*EXTRACTED DATA*.
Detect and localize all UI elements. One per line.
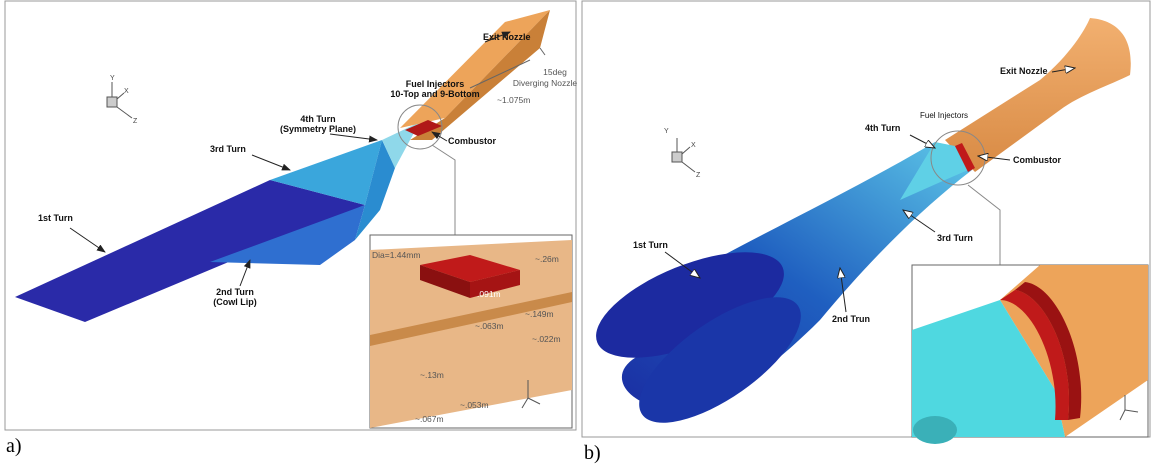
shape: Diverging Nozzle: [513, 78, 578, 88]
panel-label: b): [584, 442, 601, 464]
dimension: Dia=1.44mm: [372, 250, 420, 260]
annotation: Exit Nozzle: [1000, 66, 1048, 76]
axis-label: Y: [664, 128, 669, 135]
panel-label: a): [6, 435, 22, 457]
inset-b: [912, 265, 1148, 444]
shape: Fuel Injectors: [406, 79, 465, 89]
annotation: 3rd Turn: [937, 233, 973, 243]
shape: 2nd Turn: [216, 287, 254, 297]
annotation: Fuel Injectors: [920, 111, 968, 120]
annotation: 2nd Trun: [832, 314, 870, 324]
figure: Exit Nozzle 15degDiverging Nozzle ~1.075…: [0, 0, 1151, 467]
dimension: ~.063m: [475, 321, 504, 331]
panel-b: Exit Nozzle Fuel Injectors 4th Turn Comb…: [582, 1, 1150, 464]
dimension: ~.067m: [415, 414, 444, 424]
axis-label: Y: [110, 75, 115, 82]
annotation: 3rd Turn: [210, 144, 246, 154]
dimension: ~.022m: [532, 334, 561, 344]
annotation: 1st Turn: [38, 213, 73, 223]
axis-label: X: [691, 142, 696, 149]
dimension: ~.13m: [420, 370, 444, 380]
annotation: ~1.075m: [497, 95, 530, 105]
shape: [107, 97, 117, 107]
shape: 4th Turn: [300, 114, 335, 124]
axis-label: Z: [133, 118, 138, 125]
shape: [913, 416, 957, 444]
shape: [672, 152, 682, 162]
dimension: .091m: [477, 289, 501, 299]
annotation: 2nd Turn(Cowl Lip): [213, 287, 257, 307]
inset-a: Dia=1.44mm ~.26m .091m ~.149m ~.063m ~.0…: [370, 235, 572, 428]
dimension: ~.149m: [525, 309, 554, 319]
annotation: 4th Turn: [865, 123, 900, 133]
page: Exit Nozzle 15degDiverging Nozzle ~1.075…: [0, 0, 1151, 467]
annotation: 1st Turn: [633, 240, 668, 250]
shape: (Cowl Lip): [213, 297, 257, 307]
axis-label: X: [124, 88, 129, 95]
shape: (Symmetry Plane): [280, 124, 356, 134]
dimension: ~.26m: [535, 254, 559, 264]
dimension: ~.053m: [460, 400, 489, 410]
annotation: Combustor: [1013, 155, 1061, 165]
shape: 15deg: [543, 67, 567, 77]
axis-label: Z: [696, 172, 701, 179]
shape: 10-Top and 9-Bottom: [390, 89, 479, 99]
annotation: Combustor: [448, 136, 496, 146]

*TASK BRIEF*. Reproduce every item above verbatim, line by line and in the same order, but leave out the picture.

*SOLUTION TO THIS EXERCISE*.
Detect and localize all UI elements. One per line.
shape: Diverging Nozzle: [513, 78, 578, 88]
panel-label: b): [584, 442, 601, 464]
dimension: Dia=1.44mm: [372, 250, 420, 260]
annotation: Exit Nozzle: [1000, 66, 1048, 76]
axis-label: Y: [664, 128, 669, 135]
panel-label: a): [6, 435, 22, 457]
inset-b: [912, 265, 1148, 444]
shape: Fuel Injectors: [406, 79, 465, 89]
annotation: 3rd Turn: [937, 233, 973, 243]
shape: 2nd Turn: [216, 287, 254, 297]
annotation: Fuel Injectors: [920, 111, 968, 120]
annotation: 2nd Trun: [832, 314, 870, 324]
figure: Exit Nozzle 15degDiverging Nozzle ~1.075…: [0, 0, 1151, 467]
dimension: ~.063m: [475, 321, 504, 331]
panel-b: Exit Nozzle Fuel Injectors 4th Turn Comb…: [582, 1, 1150, 464]
dimension: ~.067m: [415, 414, 444, 424]
axis-label: Y: [110, 75, 115, 82]
annotation: 3rd Turn: [210, 144, 246, 154]
dimension: ~.022m: [532, 334, 561, 344]
annotation: 1st Turn: [38, 213, 73, 223]
axis-label: X: [691, 142, 696, 149]
dimension: ~.13m: [420, 370, 444, 380]
annotation: ~1.075m: [497, 95, 530, 105]
shape: [107, 97, 117, 107]
shape: 4th Turn: [300, 114, 335, 124]
axis-label: Z: [133, 118, 138, 125]
shape: [913, 416, 957, 444]
shape: [672, 152, 682, 162]
dimension: .091m: [477, 289, 501, 299]
annotation: 2nd Turn(Cowl Lip): [213, 287, 257, 307]
inset-a: Dia=1.44mm ~.26m .091m ~.149m ~.063m ~.0…: [370, 235, 572, 428]
dimension: ~.149m: [525, 309, 554, 319]
annotation: 4th Turn: [865, 123, 900, 133]
page: Exit Nozzle 15degDiverging Nozzle ~1.075…: [0, 0, 1151, 467]
annotation: 1st Turn: [633, 240, 668, 250]
shape: (Cowl Lip): [213, 297, 257, 307]
axis-label: X: [124, 88, 129, 95]
shape: (Symmetry Plane): [280, 124, 356, 134]
dimension: ~.26m: [535, 254, 559, 264]
dimension: ~.053m: [460, 400, 489, 410]
annotation: Combustor: [1013, 155, 1061, 165]
shape: 15deg: [543, 67, 567, 77]
axis-label: Z: [696, 172, 701, 179]
shape: 10-Top and 9-Bottom: [390, 89, 479, 99]
annotation: Combustor: [448, 136, 496, 146]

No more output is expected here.